___ Given information ___

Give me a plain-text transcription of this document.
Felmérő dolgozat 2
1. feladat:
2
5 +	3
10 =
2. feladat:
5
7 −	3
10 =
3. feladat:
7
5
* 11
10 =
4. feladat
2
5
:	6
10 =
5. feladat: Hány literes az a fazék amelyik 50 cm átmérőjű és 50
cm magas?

___

*Job:* All of the material above needs to be retyped word for word.

*Final result:*
Give me a plain-text transcription of this document.
Felmérő dolgozat 2
1. feladat:
2
5 +	3
10 =
2. feladat:
5
7 −	3
10 =
3. feladat:
7
5
* 11
10 =
4. feladat
2
5
:	6
10 =
5. feladat: Hány literes az a fazék amelyik 50 cm átmérőjű és 50
cm magas?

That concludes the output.